■ **Objective**
All the data below goes into the copy word for word, but the pictures don't.

■ **Listed records**

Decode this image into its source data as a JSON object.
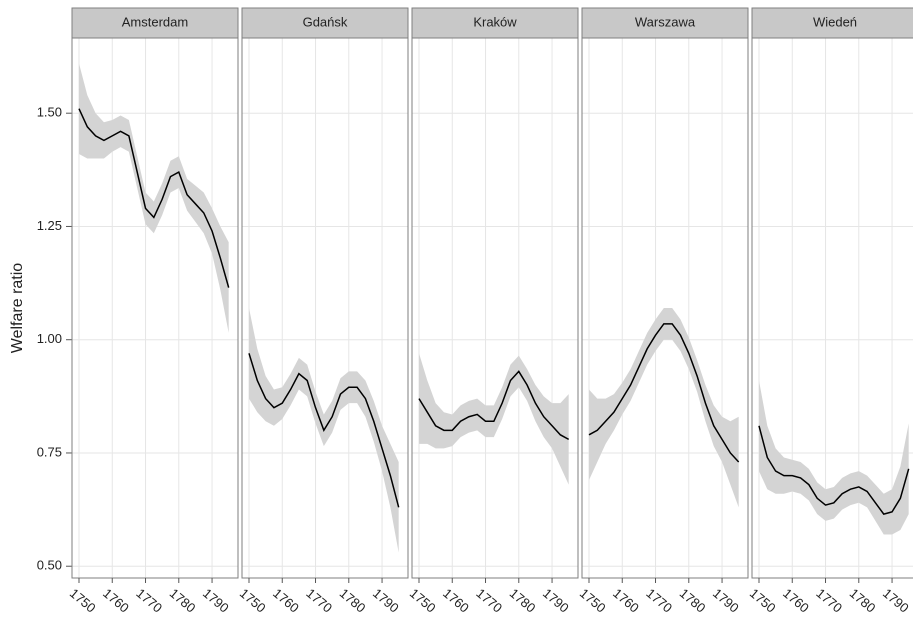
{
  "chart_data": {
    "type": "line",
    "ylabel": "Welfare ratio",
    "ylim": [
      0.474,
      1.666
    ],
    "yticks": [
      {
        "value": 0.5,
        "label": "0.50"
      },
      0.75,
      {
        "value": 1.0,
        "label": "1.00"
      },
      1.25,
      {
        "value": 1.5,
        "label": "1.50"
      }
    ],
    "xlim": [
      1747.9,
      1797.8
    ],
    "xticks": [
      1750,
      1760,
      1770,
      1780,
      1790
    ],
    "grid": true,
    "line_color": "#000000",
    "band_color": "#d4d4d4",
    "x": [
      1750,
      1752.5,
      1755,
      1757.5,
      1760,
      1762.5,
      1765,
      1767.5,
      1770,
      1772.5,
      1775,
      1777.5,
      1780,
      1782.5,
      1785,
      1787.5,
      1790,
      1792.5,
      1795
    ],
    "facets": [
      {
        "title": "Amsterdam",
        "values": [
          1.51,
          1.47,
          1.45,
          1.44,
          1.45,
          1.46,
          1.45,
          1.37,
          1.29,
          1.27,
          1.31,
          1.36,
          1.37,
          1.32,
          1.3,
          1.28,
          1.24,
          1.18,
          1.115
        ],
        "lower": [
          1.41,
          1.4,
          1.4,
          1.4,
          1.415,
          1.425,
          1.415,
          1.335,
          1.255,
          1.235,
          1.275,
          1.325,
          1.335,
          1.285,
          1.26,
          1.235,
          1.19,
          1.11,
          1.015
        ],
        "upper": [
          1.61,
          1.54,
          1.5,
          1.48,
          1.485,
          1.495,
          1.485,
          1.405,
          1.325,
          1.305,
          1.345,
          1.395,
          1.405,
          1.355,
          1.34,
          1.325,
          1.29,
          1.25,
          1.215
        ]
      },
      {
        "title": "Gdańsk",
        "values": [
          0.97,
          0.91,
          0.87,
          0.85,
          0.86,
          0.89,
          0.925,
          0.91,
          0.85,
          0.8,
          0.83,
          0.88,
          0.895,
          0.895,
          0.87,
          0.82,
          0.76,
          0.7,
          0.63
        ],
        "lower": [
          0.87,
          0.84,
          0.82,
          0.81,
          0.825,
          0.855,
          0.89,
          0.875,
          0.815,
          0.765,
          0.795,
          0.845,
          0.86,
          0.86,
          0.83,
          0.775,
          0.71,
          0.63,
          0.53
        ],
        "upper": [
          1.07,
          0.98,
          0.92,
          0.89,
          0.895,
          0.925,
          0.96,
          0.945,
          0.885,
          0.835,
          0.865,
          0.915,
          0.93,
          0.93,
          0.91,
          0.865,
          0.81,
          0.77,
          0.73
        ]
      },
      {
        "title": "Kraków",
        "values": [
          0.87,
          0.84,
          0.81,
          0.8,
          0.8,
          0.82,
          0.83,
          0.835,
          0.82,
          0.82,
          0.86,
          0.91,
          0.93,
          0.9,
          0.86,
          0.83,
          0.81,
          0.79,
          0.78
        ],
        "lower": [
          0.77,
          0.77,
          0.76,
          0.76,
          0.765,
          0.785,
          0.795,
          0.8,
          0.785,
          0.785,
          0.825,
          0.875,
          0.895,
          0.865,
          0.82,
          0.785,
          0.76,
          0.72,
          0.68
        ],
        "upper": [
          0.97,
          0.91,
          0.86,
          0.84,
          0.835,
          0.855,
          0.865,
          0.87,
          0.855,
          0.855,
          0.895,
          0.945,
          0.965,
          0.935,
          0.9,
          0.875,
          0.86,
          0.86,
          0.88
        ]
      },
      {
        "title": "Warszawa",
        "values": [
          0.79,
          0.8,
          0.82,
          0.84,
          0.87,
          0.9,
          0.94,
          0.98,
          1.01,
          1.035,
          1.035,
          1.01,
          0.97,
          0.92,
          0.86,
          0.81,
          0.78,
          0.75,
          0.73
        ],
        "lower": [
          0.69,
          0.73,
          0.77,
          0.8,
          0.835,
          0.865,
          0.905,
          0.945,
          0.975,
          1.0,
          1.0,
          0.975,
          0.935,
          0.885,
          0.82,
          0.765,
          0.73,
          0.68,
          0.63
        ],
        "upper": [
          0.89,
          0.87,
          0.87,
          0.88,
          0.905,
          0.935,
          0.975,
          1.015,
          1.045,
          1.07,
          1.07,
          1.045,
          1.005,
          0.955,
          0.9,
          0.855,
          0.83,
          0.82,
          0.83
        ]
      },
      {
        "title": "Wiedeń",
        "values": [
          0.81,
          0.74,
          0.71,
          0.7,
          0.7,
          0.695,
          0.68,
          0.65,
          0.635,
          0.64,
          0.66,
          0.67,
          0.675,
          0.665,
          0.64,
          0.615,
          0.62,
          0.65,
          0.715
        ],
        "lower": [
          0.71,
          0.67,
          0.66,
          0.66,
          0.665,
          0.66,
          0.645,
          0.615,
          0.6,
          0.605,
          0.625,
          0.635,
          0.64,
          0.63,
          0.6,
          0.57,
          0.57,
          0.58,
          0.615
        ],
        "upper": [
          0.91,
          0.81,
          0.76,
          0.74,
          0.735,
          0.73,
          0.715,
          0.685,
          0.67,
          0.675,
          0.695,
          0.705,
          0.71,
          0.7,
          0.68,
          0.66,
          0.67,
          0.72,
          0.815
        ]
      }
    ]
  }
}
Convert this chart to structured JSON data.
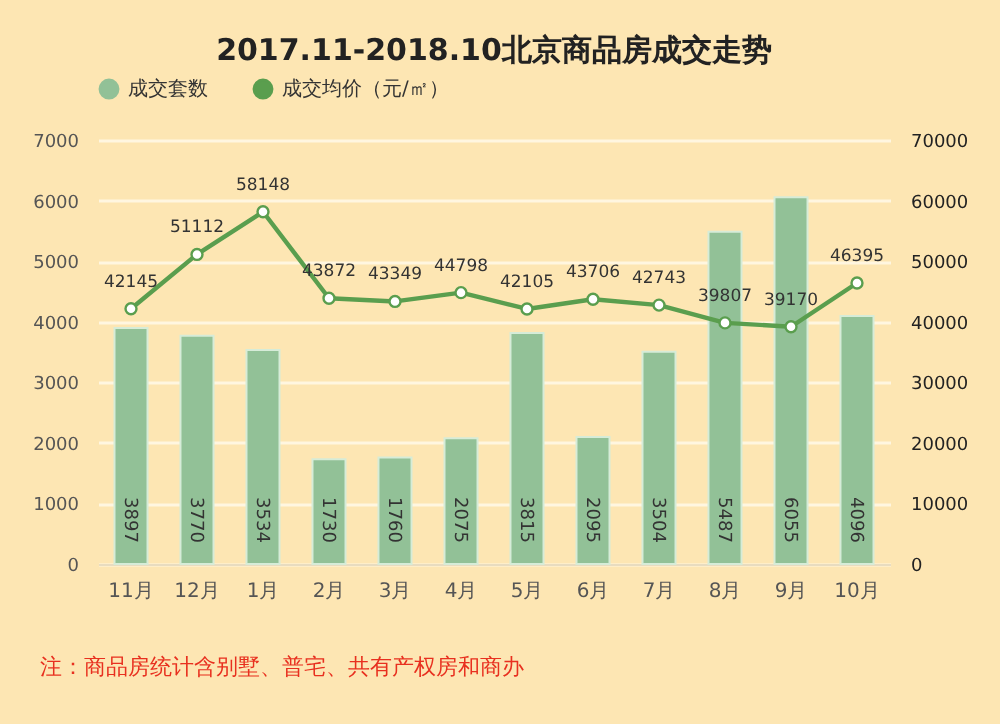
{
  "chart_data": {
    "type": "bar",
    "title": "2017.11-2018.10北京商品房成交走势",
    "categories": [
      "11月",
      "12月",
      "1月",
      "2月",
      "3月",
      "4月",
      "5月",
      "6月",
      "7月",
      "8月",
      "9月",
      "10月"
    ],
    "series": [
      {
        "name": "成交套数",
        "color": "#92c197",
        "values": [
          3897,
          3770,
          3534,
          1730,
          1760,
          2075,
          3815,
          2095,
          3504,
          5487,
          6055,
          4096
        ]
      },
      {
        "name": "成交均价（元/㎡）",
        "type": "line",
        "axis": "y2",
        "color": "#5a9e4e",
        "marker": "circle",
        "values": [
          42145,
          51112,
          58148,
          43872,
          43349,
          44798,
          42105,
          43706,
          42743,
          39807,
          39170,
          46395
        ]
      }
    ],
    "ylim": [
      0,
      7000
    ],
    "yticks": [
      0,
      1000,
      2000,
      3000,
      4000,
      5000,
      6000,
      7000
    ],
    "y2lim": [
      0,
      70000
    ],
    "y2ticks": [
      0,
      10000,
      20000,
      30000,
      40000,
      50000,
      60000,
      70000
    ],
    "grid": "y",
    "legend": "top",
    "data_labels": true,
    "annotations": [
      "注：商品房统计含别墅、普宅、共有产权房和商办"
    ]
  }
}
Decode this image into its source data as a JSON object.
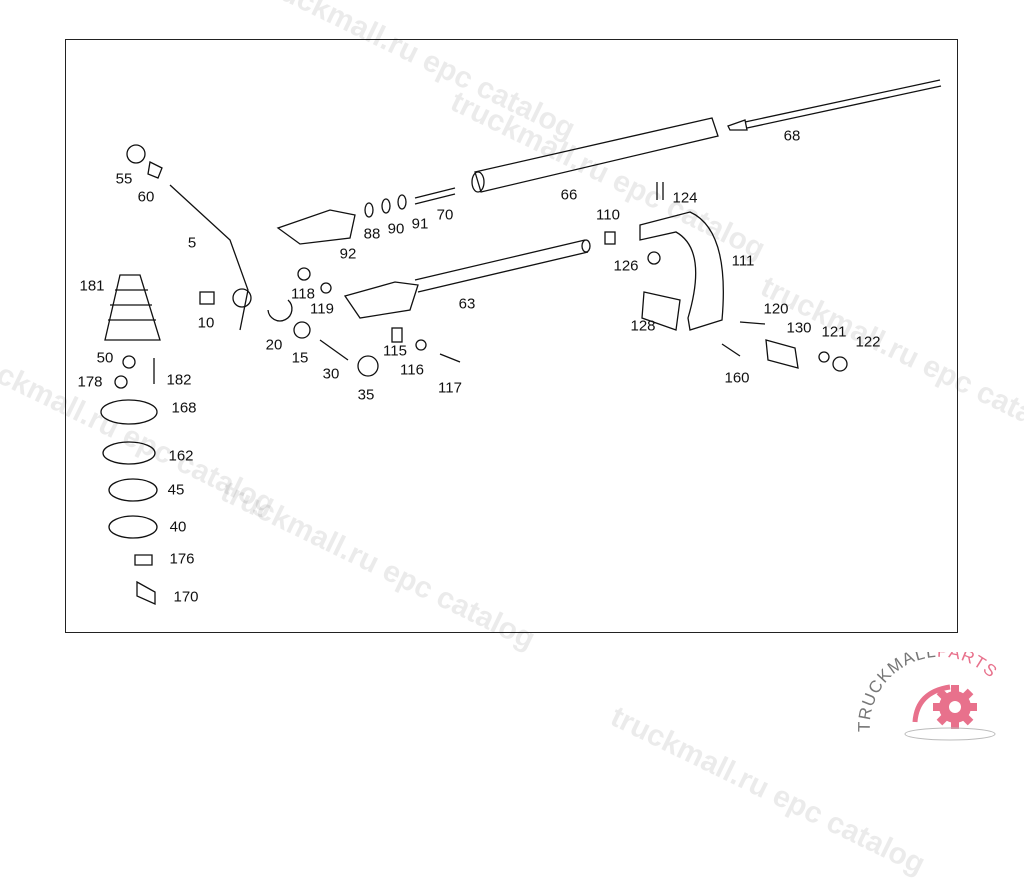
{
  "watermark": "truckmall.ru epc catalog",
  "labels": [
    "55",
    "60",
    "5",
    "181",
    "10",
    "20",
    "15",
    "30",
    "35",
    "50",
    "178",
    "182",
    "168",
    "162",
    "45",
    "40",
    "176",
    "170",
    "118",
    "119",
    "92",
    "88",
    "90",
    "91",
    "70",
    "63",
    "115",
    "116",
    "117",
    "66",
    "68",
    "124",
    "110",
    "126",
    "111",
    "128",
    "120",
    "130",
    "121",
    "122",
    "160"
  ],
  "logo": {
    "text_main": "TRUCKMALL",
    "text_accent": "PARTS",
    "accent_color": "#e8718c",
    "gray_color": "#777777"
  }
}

■ **Expected answer**
Decode this image into its source data as a JSON object.
{
  "chart_data": {
    "type": "line",
    "ylabel": "Welfare ratio",
    "ylim": [
      0.474,
      1.666
    ],
    "yticks": [
      {
        "value": 0.5,
        "label": "0.50"
      },
      0.75,
      {
        "value": 1.0,
        "label": "1.00"
      },
      1.25,
      {
        "value": 1.5,
        "label": "1.50"
      }
    ],
    "xlim": [
      1747.9,
      1797.8
    ],
    "xticks": [
      1750,
      1760,
      1770,
      1780,
      1790
    ],
    "grid": true,
    "line_color": "#000000",
    "band_color": "#d4d4d4",
    "x": [
      1750,
      1752.5,
      1755,
      1757.5,
      1760,
      1762.5,
      1765,
      1767.5,
      1770,
      1772.5,
      1775,
      1777.5,
      1780,
      1782.5,
      1785,
      1787.5,
      1790,
      1792.5,
      1795
    ],
    "facets": [
      {
        "title": "Amsterdam",
        "values": [
          1.51,
          1.47,
          1.45,
          1.44,
          1.45,
          1.46,
          1.45,
          1.37,
          1.29,
          1.27,
          1.31,
          1.36,
          1.37,
          1.32,
          1.3,
          1.28,
          1.24,
          1.18,
          1.115
        ],
        "lower": [
          1.41,
          1.4,
          1.4,
          1.4,
          1.415,
          1.425,
          1.415,
          1.335,
          1.255,
          1.235,
          1.275,
          1.325,
          1.335,
          1.285,
          1.26,
          1.235,
          1.19,
          1.11,
          1.015
        ],
        "upper": [
          1.61,
          1.54,
          1.5,
          1.48,
          1.485,
          1.495,
          1.485,
          1.405,
          1.325,
          1.305,
          1.345,
          1.395,
          1.405,
          1.355,
          1.34,
          1.325,
          1.29,
          1.25,
          1.215
        ]
      },
      {
        "title": "Gdańsk",
        "values": [
          0.97,
          0.91,
          0.87,
          0.85,
          0.86,
          0.89,
          0.925,
          0.91,
          0.85,
          0.8,
          0.83,
          0.88,
          0.895,
          0.895,
          0.87,
          0.82,
          0.76,
          0.7,
          0.63
        ],
        "lower": [
          0.87,
          0.84,
          0.82,
          0.81,
          0.825,
          0.855,
          0.89,
          0.875,
          0.815,
          0.765,
          0.795,
          0.845,
          0.86,
          0.86,
          0.83,
          0.775,
          0.71,
          0.63,
          0.53
        ],
        "upper": [
          1.07,
          0.98,
          0.92,
          0.89,
          0.895,
          0.925,
          0.96,
          0.945,
          0.885,
          0.835,
          0.865,
          0.915,
          0.93,
          0.93,
          0.91,
          0.865,
          0.81,
          0.77,
          0.73
        ]
      },
      {
        "title": "Kraków",
        "values": [
          0.87,
          0.84,
          0.81,
          0.8,
          0.8,
          0.82,
          0.83,
          0.835,
          0.82,
          0.82,
          0.86,
          0.91,
          0.93,
          0.9,
          0.86,
          0.83,
          0.81,
          0.79,
          0.78
        ],
        "lower": [
          0.77,
          0.77,
          0.76,
          0.76,
          0.765,
          0.785,
          0.795,
          0.8,
          0.785,
          0.785,
          0.825,
          0.875,
          0.895,
          0.865,
          0.82,
          0.785,
          0.76,
          0.72,
          0.68
        ],
        "upper": [
          0.97,
          0.91,
          0.86,
          0.84,
          0.835,
          0.855,
          0.865,
          0.87,
          0.855,
          0.855,
          0.895,
          0.945,
          0.965,
          0.935,
          0.9,
          0.875,
          0.86,
          0.86,
          0.88
        ]
      },
      {
        "title": "Warszawa",
        "values": [
          0.79,
          0.8,
          0.82,
          0.84,
          0.87,
          0.9,
          0.94,
          0.98,
          1.01,
          1.035,
          1.035,
          1.01,
          0.97,
          0.92,
          0.86,
          0.81,
          0.78,
          0.75,
          0.73
        ],
        "lower": [
          0.69,
          0.73,
          0.77,
          0.8,
          0.835,
          0.865,
          0.905,
          0.945,
          0.975,
          1.0,
          1.0,
          0.975,
          0.935,
          0.885,
          0.82,
          0.765,
          0.73,
          0.68,
          0.63
        ],
        "upper": [
          0.89,
          0.87,
          0.87,
          0.88,
          0.905,
          0.935,
          0.975,
          1.015,
          1.045,
          1.07,
          1.07,
          1.045,
          1.005,
          0.955,
          0.9,
          0.855,
          0.83,
          0.82,
          0.83
        ]
      },
      {
        "title": "Wiedeń",
        "values": [
          0.81,
          0.74,
          0.71,
          0.7,
          0.7,
          0.695,
          0.68,
          0.65,
          0.635,
          0.64,
          0.66,
          0.67,
          0.675,
          0.665,
          0.64,
          0.615,
          0.62,
          0.65,
          0.715
        ],
        "lower": [
          0.71,
          0.67,
          0.66,
          0.66,
          0.665,
          0.66,
          0.645,
          0.615,
          0.6,
          0.605,
          0.625,
          0.635,
          0.64,
          0.63,
          0.6,
          0.57,
          0.57,
          0.58,
          0.615
        ],
        "upper": [
          0.91,
          0.81,
          0.76,
          0.74,
          0.735,
          0.73,
          0.715,
          0.685,
          0.67,
          0.675,
          0.695,
          0.705,
          0.71,
          0.7,
          0.68,
          0.66,
          0.67,
          0.72,
          0.815
        ]
      }
    ]
  }
}
Convert this chart to structured JSON data.
{
  "chart_data": {
    "type": "bar",
    "title": "2017.11-2018.10北京商品房成交走势",
    "categories": [
      "11月",
      "12月",
      "1月",
      "2月",
      "3月",
      "4月",
      "5月",
      "6月",
      "7月",
      "8月",
      "9月",
      "10月"
    ],
    "series": [
      {
        "name": "成交套数",
        "color": "#92c197",
        "values": [
          3897,
          3770,
          3534,
          1730,
          1760,
          2075,
          3815,
          2095,
          3504,
          5487,
          6055,
          4096
        ]
      },
      {
        "name": "成交均价（元/㎡）",
        "type": "line",
        "axis": "y2",
        "color": "#5a9e4e",
        "marker": "circle",
        "values": [
          42145,
          51112,
          58148,
          43872,
          43349,
          44798,
          42105,
          43706,
          42743,
          39807,
          39170,
          46395
        ]
      }
    ],
    "ylim": [
      0,
      7000
    ],
    "yticks": [
      0,
      1000,
      2000,
      3000,
      4000,
      5000,
      6000,
      7000
    ],
    "y2lim": [
      0,
      70000
    ],
    "y2ticks": [
      0,
      10000,
      20000,
      30000,
      40000,
      50000,
      60000,
      70000
    ],
    "grid": "y",
    "legend": "top",
    "data_labels": true,
    "annotations": [
      "注：商品房统计含别墅、普宅、共有产权房和商办"
    ]
  }
}
Decode this image into its source data as a JSON object.
{
  "watermark": "truckmall.ru epc catalog",
  "labels": [
    "55",
    "60",
    "5",
    "181",
    "10",
    "20",
    "15",
    "30",
    "35",
    "50",
    "178",
    "182",
    "168",
    "162",
    "45",
    "40",
    "176",
    "170",
    "118",
    "119",
    "92",
    "88",
    "90",
    "91",
    "70",
    "63",
    "115",
    "116",
    "117",
    "66",
    "68",
    "124",
    "110",
    "126",
    "111",
    "128",
    "120",
    "130",
    "121",
    "122",
    "160"
  ],
  "logo": {
    "text_main": "TRUCKMALL",
    "text_accent": "PARTS",
    "accent_color": "#e8718c",
    "gray_color": "#777777"
  }
}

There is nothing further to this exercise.